» **EXERCISE**:
Would you return all of this data exactly, leaving nothing out?

» **THE RECORDS**:
★ ★ ★ ★
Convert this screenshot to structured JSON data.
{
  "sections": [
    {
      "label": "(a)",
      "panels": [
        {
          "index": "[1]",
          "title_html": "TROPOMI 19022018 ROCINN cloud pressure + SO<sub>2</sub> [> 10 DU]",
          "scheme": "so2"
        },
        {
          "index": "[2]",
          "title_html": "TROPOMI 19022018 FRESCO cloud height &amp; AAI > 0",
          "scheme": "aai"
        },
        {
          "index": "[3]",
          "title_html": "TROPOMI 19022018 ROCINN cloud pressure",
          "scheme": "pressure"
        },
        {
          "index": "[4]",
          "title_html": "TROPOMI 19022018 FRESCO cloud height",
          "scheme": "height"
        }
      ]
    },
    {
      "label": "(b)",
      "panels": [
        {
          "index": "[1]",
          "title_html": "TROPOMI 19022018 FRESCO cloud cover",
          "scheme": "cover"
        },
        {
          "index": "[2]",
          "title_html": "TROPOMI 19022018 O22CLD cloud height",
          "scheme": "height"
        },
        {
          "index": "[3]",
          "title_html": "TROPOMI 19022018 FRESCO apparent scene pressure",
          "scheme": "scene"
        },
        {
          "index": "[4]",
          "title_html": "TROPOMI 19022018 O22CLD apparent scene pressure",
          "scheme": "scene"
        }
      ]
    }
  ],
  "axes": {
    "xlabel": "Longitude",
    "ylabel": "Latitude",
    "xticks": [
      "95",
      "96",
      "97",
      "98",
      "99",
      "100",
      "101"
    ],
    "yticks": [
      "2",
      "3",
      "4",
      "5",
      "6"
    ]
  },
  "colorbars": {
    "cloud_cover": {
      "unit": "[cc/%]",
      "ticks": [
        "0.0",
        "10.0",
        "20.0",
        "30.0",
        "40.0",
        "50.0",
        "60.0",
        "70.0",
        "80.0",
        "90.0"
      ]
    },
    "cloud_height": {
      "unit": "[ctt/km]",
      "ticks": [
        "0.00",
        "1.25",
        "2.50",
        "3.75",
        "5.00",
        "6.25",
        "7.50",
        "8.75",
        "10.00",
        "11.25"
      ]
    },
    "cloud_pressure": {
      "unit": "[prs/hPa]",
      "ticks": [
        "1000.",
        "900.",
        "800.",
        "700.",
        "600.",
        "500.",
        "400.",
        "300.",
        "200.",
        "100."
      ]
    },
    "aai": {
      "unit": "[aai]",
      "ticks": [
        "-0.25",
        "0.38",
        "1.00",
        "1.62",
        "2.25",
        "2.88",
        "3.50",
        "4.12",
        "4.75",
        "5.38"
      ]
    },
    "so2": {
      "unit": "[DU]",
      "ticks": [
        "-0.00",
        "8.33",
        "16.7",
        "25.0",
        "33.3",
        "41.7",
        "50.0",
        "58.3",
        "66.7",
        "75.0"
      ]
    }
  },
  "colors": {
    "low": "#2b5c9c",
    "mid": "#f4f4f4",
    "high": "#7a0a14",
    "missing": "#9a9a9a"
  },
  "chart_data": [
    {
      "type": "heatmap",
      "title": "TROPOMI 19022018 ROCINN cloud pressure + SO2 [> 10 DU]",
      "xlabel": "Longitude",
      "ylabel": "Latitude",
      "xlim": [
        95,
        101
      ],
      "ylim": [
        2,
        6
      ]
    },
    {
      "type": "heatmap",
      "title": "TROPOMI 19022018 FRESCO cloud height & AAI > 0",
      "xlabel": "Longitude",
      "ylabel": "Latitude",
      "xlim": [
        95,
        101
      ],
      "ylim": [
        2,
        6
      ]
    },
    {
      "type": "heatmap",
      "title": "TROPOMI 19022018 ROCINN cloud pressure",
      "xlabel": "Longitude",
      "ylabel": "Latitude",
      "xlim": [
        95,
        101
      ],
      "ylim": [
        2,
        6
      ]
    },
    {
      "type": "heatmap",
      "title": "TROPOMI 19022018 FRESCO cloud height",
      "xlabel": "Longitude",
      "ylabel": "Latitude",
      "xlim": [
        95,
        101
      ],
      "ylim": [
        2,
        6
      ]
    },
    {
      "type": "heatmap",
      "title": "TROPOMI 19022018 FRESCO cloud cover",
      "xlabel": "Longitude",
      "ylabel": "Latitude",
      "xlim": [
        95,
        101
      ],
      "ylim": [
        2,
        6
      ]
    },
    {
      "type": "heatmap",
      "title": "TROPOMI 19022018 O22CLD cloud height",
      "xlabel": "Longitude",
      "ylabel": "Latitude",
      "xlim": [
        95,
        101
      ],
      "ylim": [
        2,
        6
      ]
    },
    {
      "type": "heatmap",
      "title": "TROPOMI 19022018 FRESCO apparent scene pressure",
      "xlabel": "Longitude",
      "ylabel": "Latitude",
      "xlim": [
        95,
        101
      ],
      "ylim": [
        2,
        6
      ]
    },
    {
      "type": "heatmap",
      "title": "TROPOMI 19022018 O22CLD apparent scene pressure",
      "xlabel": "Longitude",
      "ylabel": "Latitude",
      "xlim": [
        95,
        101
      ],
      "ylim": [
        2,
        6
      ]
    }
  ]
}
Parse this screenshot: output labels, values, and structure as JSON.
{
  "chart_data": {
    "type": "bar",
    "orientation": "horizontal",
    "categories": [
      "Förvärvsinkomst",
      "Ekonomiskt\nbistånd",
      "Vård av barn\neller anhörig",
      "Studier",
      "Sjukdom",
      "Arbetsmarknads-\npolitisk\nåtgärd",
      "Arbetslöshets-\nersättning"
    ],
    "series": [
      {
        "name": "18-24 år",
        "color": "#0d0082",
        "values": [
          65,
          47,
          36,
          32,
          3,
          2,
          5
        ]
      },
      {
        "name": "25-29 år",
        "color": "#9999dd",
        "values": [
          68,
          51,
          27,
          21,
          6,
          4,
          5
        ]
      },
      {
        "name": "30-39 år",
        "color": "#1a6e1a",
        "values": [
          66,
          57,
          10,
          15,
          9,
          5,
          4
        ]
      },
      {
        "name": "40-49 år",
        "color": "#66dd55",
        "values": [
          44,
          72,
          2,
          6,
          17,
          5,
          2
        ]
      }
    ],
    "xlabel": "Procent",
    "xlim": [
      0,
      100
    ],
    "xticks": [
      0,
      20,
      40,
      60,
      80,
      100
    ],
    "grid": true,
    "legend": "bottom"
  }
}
★ ★ ★ ★
» **OUTPUT FOR THIS TASK**:
Convert this screenshot to structured JSON data.
{
  "sections": [
    {
      "label": "(a)",
      "panels": [
        {
          "index": "[1]",
          "title_html": "TROPOMI 19022018 ROCINN cloud pressure + SO<sub>2</sub> [> 10 DU]",
          "scheme": "so2"
        },
        {
          "index": "[2]",
          "title_html": "TROPOMI 19022018 FRESCO cloud height &amp; AAI > 0",
          "scheme": "aai"
        },
        {
          "index": "[3]",
          "title_html": "TROPOMI 19022018 ROCINN cloud pressure",
          "scheme": "pressure"
        },
        {
          "index": "[4]",
          "title_html": "TROPOMI 19022018 FRESCO cloud height",
          "scheme": "height"
        }
      ]
    },
    {
      "label": "(b)",
      "panels": [
        {
          "index": "[1]",
          "title_html": "TROPOMI 19022018 FRESCO cloud cover",
          "scheme": "cover"
        },
        {
          "index": "[2]",
          "title_html": "TROPOMI 19022018 O22CLD cloud height",
          "scheme": "height"
        },
        {
          "index": "[3]",
          "title_html": "TROPOMI 19022018 FRESCO apparent scene pressure",
          "scheme": "scene"
        },
        {
          "index": "[4]",
          "title_html": "TROPOMI 19022018 O22CLD apparent scene pressure",
          "scheme": "scene"
        }
      ]
    }
  ],
  "axes": {
    "xlabel": "Longitude",
    "ylabel": "Latitude",
    "xticks": [
      "95",
      "96",
      "97",
      "98",
      "99",
      "100",
      "101"
    ],
    "yticks": [
      "2",
      "3",
      "4",
      "5",
      "6"
    ]
  },
  "colorbars": {
    "cloud_cover": {
      "unit": "[cc/%]",
      "ticks": [
        "0.0",
        "10.0",
        "20.0",
        "30.0",
        "40.0",
        "50.0",
        "60.0",
        "70.0",
        "80.0",
        "90.0"
      ]
    },
    "cloud_height": {
      "unit": "[ctt/km]",
      "ticks": [
        "0.00",
        "1.25",
        "2.50",
        "3.75",
        "5.00",
        "6.25",
        "7.50",
        "8.75",
        "10.00",
        "11.25"
      ]
    },
    "cloud_pressure": {
      "unit": "[prs/hPa]",
      "ticks": [
        "1000.",
        "900.",
        "800.",
        "700.",
        "600.",
        "500.",
        "400.",
        "300.",
        "200.",
        "100."
      ]
    },
    "aai": {
      "unit": "[aai]",
      "ticks": [
        "-0.25",
        "0.38",
        "1.00",
        "1.62",
        "2.25",
        "2.88",
        "3.50",
        "4.12",
        "4.75",
        "5.38"
      ]
    },
    "so2": {
      "unit": "[DU]",
      "ticks": [
        "-0.00",
        "8.33",
        "16.7",
        "25.0",
        "33.3",
        "41.7",
        "50.0",
        "58.3",
        "66.7",
        "75.0"
      ]
    }
  },
  "colors": {
    "low": "#2b5c9c",
    "mid": "#f4f4f4",
    "high": "#7a0a14",
    "missing": "#9a9a9a"
  },
  "chart_data": [
    {
      "type": "heatmap",
      "title": "TROPOMI 19022018 ROCINN cloud pressure + SO2 [> 10 DU]",
      "xlabel": "Longitude",
      "ylabel": "Latitude",
      "xlim": [
        95,
        101
      ],
      "ylim": [
        2,
        6
      ]
    },
    {
      "type": "heatmap",
      "title": "TROPOMI 19022018 FRESCO cloud height & AAI > 0",
      "xlabel": "Longitude",
      "ylabel": "Latitude",
      "xlim": [
        95,
        101
      ],
      "ylim": [
        2,
        6
      ]
    },
    {
      "type": "heatmap",
      "title": "TROPOMI 19022018 ROCINN cloud pressure",
      "xlabel": "Longitude",
      "ylabel": "Latitude",
      "xlim": [
        95,
        101
      ],
      "ylim": [
        2,
        6
      ]
    },
    {
      "type": "heatmap",
      "title": "TROPOMI 19022018 FRESCO cloud height",
      "xlabel": "Longitude",
      "ylabel": "Latitude",
      "xlim": [
        95,
        101
      ],
      "ylim": [
        2,
        6
      ]
    },
    {
      "type": "heatmap",
      "title": "TROPOMI 19022018 FRESCO cloud cover",
      "xlabel": "Longitude",
      "ylabel": "Latitude",
      "xlim": [
        95,
        101
      ],
      "ylim": [
        2,
        6
      ]
    },
    {
      "type": "heatmap",
      "title": "TROPOMI 19022018 O22CLD cloud height",
      "xlabel": "Longitude",
      "ylabel": "Latitude",
      "xlim": [
        95,
        101
      ],
      "ylim": [
        2,
        6
      ]
    },
    {
      "type": "heatmap",
      "title": "TROPOMI 19022018 FRESCO apparent scene pressure",
      "xlabel": "Longitude",
      "ylabel": "Latitude",
      "xlim": [
        95,
        101
      ],
      "ylim": [
        2,
        6
      ]
    },
    {
      "type": "heatmap",
      "title": "TROPOMI 19022018 O22CLD apparent scene pressure",
      "xlabel": "Longitude",
      "ylabel": "Latitude",
      "xlim": [
        95,
        101
      ],
      "ylim": [
        2,
        6
      ]
    }
  ]
}
Parse this screenshot: output labels, values, and structure as JSON.
{
  "chart_data": {
    "type": "bar",
    "orientation": "horizontal",
    "categories": [
      "Förvärvsinkomst",
      "Ekonomiskt\nbistånd",
      "Vård av barn\neller anhörig",
      "Studier",
      "Sjukdom",
      "Arbetsmarknads-\npolitisk\nåtgärd",
      "Arbetslöshets-\nersättning"
    ],
    "series": [
      {
        "name": "18-24 år",
        "color": "#0d0082",
        "values": [
          65,
          47,
          36,
          32,
          3,
          2,
          5
        ]
      },
      {
        "name": "25-29 år",
        "color": "#9999dd",
        "values": [
          68,
          51,
          27,
          21,
          6,
          4,
          5
        ]
      },
      {
        "name": "30-39 år",
        "color": "#1a6e1a",
        "values": [
          66,
          57,
          10,
          15,
          9,
          5,
          4
        ]
      },
      {
        "name": "40-49 år",
        "color": "#66dd55",
        "values": [
          44,
          72,
          2,
          6,
          17,
          5,
          2
        ]
      }
    ],
    "xlabel": "Procent",
    "xlim": [
      0,
      100
    ],
    "xticks": [
      0,
      20,
      40,
      60,
      80,
      100
    ],
    "grid": true,
    "legend": "bottom"
  }
}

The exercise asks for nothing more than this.